▸ TASK BRIEF
Write out the material exactly, without any of its pictures.

Stored records
______

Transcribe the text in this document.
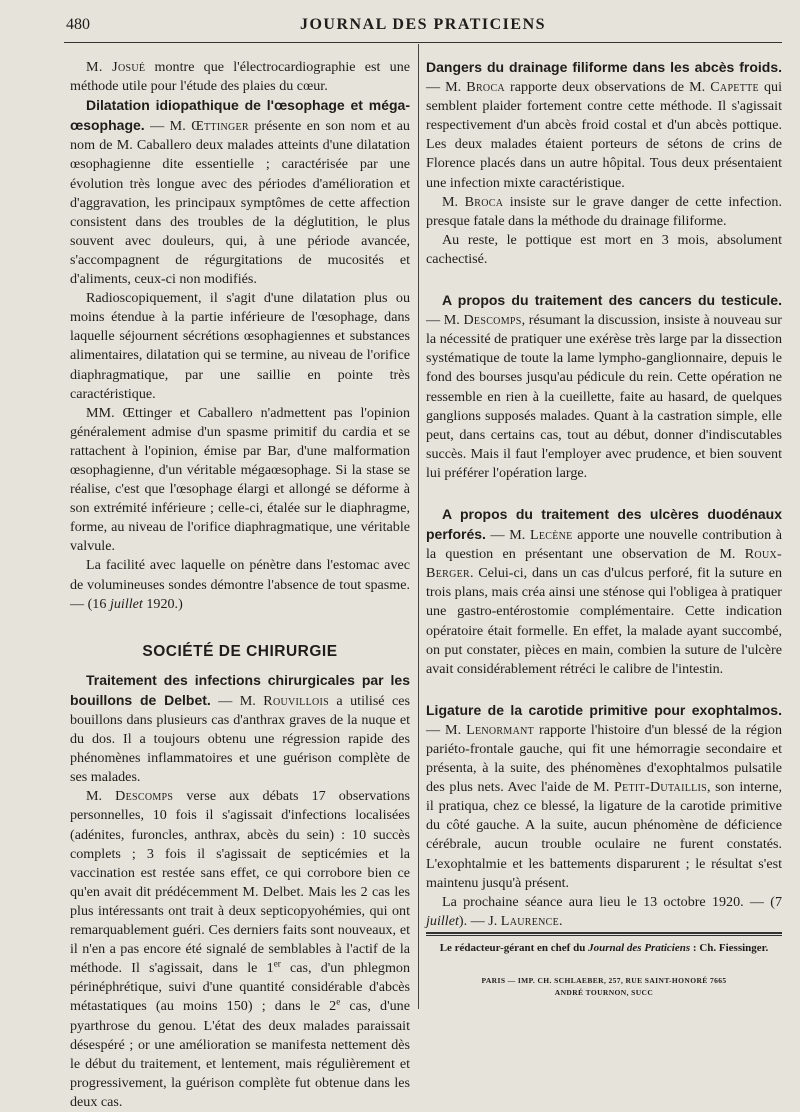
480	JOURNAL DES PRATICIENS

M. Josué montre que l'électrocardiographie est une méthode utile pour l'étude des plaies du cœur.

Dilatation idiopathique de l'œsophage et méga-œsophage. — M. Œttinger présente en son nom et au nom de M. Caballero deux malades atteints d'une dilatation œsophagienne dite essentielle ; caractérisée par une évolution très longue avec des périodes d'amélioration et d'aggravation, les principaux symptômes de cette affection consistent dans des troubles de la déglutition, le plus souvent avec douleurs, qui, à une période avancée, s'accompagnent de régurgitations de mucosités et d'aliments, ceux-ci non modifiés.

Radioscopiquement, il s'agit d'une dilatation plus ou moins étendue à la partie inférieure de l'œsophage, dans laquelle séjournent sécrétions œsophagiennes et substances alimentaires, dilatation qui se termine, au niveau de l'orifice diaphragmatique, par une saillie en pointe très caractéristique.

MM. Œttinger et Caballero n'admettent pas l'opinion généralement admise d'un spasme primitif du cardia et se rattachent à l'opinion, émise par Bar, d'une malformation œsophagienne, d'un véritable mégaœsophage. Si la stase se réalise, c'est que l'œsophage élargi et allongé se déforme à son extrémité inférieure ; celle-ci, étalée sur le diaphragme, forme, au niveau de l'orifice diaphragmatique, une véritable valvule.

La facilité avec laquelle on pénètre dans l'estomac avec de volumineuses sondes démontre l'absence de tout spasme. — (16 juillet 1920.)

SOCIÉTÉ DE CHIRURGIE

Traitement des infections chirurgicales par les bouillons de Delbet. — M. Rouvillois a utilisé ces bouillons dans plusieurs cas d'anthrax graves de la nuque et du dos. Il a toujours obtenu une régression rapide des phénomènes inflammatoires et une guérison complète de ses malades.

M. Descomps verse aux débats 17 observations personnelles, 10 fois il s'agissait d'infections localisées (adénites, furoncles, anthrax, abcès du sein) : 10 succès complets ; 3 fois il s'agissait de septicémies et la vaccination est restée sans effet, ce qui corrobore bien ce qu'en avait dit prédécemment M. Delbet. Mais les 2 cas les plus intéressants ont trait à deux septicopyohémies, qui ont remarquablement guéri. Ces derniers faits sont nouveaux, et il n'en a pas encore été signalé de semblables à l'actif de la méthode. Il s'agissait, dans le 1er cas, d'un phlegmon périnéphrétique, suivi d'une quantité considérable d'abcès métastatiques (au moins 150) ; dans le 2e cas, d'une pyarthrose du genou. L'état des deux malades paraissait désespéré ; or une amélioration se manifesta nettement dès le début du traitement, et lentement, mais régulièrement et progressivement, la guérison complète fut obtenue dans les deux cas.

Dangers du drainage filiforme dans les abcès froids. — M. Broca rapporte deux observations de M. Capette qui semblent plaider fortement contre cette méthode. Il s'agissait respectivement d'un abcès froid costal et d'un abcès pottique. Les deux malades étaient porteurs de sétons de crins de Florence placés dans un autre hôpital. Tous deux présentaient une infection mixte caractéristique.

M. Broca insiste sur le grave danger de cette infection. presque fatale dans la méthode du drainage filiforme.

Au reste, le pottique est mort en 3 mois, absolument cachectisé.

A propos du traitement des cancers du testicule. — M. Descomps, résumant la discussion, insiste à nouveau sur la nécessité de pratiquer une exérèse très large par la dissection systématique de toute la lame lympho-ganglionnaire, depuis le fond des bourses jusqu'au pédicule du rein. Cette opération ne ressemble en rien à la cueillette, faite au hasard, de quelques ganglions supposés malades. Quant à la castration simple, elle peut, dans certains cas, tout au début, donner d'indiscutables succès. Mais il faut l'employer avec prudence, et bien souvent lui préférer l'opération large.

A propos du traitement des ulcères duodénaux perforés. — M. Lecène apporte une nouvelle contribution à la question en présentant une observation de M. Roux-Berger. Celui-ci, dans un cas d'ulcus perforé, fit la suture en trois plans, mais créa ainsi une sténose qui l'obligea à pratiquer une gastro-entérostomie complémentaire. Cette indication opératoire était formelle. En effet, la malade ayant succombé, on put constater, pièces en main, combien la suture de l'ulcère avait considérablement rétréci le calibre de l'intestin.

Ligature de la carotide primitive pour exophtalmos. — M. Lenormant rapporte l'histoire d'un blessé de la région pariéto-frontale gauche, qui fit une hémorragie secondaire et présenta, à la suite, des phénomènes d'exophtalmos pulsatile des plus nets. Avec l'aide de M. Petit-Dutaillis, son interne, il pratiqua, chez ce blessé, la ligature de la carotide primitive du côté gauche. A la suite, aucun phénomène de déficience cérébrale, aucun trouble oculaire ne furent constatés. L'exophtalmie et les battements disparurent ; le résultat s'est maintenu jusqu'à présent.

La prochaine séance aura lieu le 13 octobre 1920. — (7 juillet). — J. Laurence.

Le rédacteur-gérant en chef du Journal des Praticiens : Ch. Fiessinger.
PARIS — IMP. CH. SCHLAEBER, 257, RUE SAINT-HONORÉ 7665
ANDRÉ TOURNON, SUCC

______

▸ FULL ANSWER
Transcribe the text in this document.
480	JOURNAL DES PRATICIENS

M. Josué montre que l'électrocardiographie est une méthode utile pour l'étude des plaies du cœur.

Dilatation idiopathique de l'œsophage et méga-œsophage. — M. Œttinger présente en son nom et au nom de M. Caballero deux malades atteints d'une dilatation œsophagienne dite essentielle ; caractérisée par une évolution très longue avec des périodes d'amélioration et d'aggravation, les principaux symptômes de cette affection consistent dans des troubles de la déglutition, le plus souvent avec douleurs, qui, à une période avancée, s'accompagnent de régurgitations de mucosités et d'aliments, ceux-ci non modifiés.

Radioscopiquement, il s'agit d'une dilatation plus ou moins étendue à la partie inférieure de l'œsophage, dans laquelle séjournent sécrétions œsophagiennes et substances alimentaires, dilatation qui se termine, au niveau de l'orifice diaphragmatique, par une saillie en pointe très caractéristique.

MM. Œttinger et Caballero n'admettent pas l'opinion généralement admise d'un spasme primitif du cardia et se rattachent à l'opinion, émise par Bar, d'une malformation œsophagienne, d'un véritable mégaœsophage. Si la stase se réalise, c'est que l'œsophage élargi et allongé se déforme à son extrémité inférieure ; celle-ci, étalée sur le diaphragme, forme, au niveau de l'orifice diaphragmatique, une véritable valvule.

La facilité avec laquelle on pénètre dans l'estomac avec de volumineuses sondes démontre l'absence de tout spasme. — (16 juillet 1920.)

SOCIÉTÉ DE CHIRURGIE

Traitement des infections chirurgicales par les bouillons de Delbet. — M. Rouvillois a utilisé ces bouillons dans plusieurs cas d'anthrax graves de la nuque et du dos. Il a toujours obtenu une régression rapide des phénomènes inflammatoires et une guérison complète de ses malades.

M. Descomps verse aux débats 17 observations personnelles, 10 fois il s'agissait d'infections localisées (adénites, furoncles, anthrax, abcès du sein) : 10 succès complets ; 3 fois il s'agissait de septicémies et la vaccination est restée sans effet, ce qui corrobore bien ce qu'en avait dit prédécemment M. Delbet. Mais les 2 cas les plus intéressants ont trait à deux septicopyohémies, qui ont remarquablement guéri. Ces derniers faits sont nouveaux, et il n'en a pas encore été signalé de semblables à l'actif de la méthode. Il s'agissait, dans le 1er cas, d'un phlegmon périnéphrétique, suivi d'une quantité considérable d'abcès métastatiques (au moins 150) ; dans le 2e cas, d'une pyarthrose du genou. L'état des deux malades paraissait désespéré ; or une amélioration se manifesta nettement dès le début du traitement, et lentement, mais régulièrement et progressivement, la guérison complète fut obtenue dans les deux cas.

Dangers du drainage filiforme dans les abcès froids. — M. Broca rapporte deux observations de M. Capette qui semblent plaider fortement contre cette méthode. Il s'agissait respectivement d'un abcès froid costal et d'un abcès pottique. Les deux malades étaient porteurs de sétons de crins de Florence placés dans un autre hôpital. Tous deux présentaient une infection mixte caractéristique.

M. Broca insiste sur le grave danger de cette infection. presque fatale dans la méthode du drainage filiforme.

Au reste, le pottique est mort en 3 mois, absolument cachectisé.

A propos du traitement des cancers du testicule. — M. Descomps, résumant la discussion, insiste à nouveau sur la nécessité de pratiquer une exérèse très large par la dissection systématique de toute la lame lympho-ganglionnaire, depuis le fond des bourses jusqu'au pédicule du rein. Cette opération ne ressemble en rien à la cueillette, faite au hasard, de quelques ganglions supposés malades. Quant à la castration simple, elle peut, dans certains cas, tout au début, donner d'indiscutables succès. Mais il faut l'employer avec prudence, et bien souvent lui préférer l'opération large.

A propos du traitement des ulcères duodénaux perforés. — M. Lecène apporte une nouvelle contribution à la question en présentant une observation de M. Roux-Berger. Celui-ci, dans un cas d'ulcus perforé, fit la suture en trois plans, mais créa ainsi une sténose qui l'obligea à pratiquer une gastro-entérostomie complémentaire. Cette indication opératoire était formelle. En effet, la malade ayant succombé, on put constater, pièces en main, combien la suture de l'ulcère avait considérablement rétréci le calibre de l'intestin.

Ligature de la carotide primitive pour exophtalmos. — M. Lenormant rapporte l'histoire d'un blessé de la région pariéto-frontale gauche, qui fit une hémorragie secondaire et présenta, à la suite, des phénomènes d'exophtalmos pulsatile des plus nets. Avec l'aide de M. Petit-Dutaillis, son interne, il pratiqua, chez ce blessé, la ligature de la carotide primitive du côté gauche. A la suite, aucun phénomène de déficience cérébrale, aucun trouble oculaire ne furent constatés. L'exophtalmie et les battements disparurent ; le résultat s'est maintenu jusqu'à présent.

La prochaine séance aura lieu le 13 octobre 1920. — (7 juillet). — J. Laurence.

Le rédacteur-gérant en chef du Journal des Praticiens : Ch. Fiessinger.
PARIS — IMP. CH. SCHLAEBER, 257, RUE SAINT-HONORÉ 7665
ANDRÉ TOURNON, SUCC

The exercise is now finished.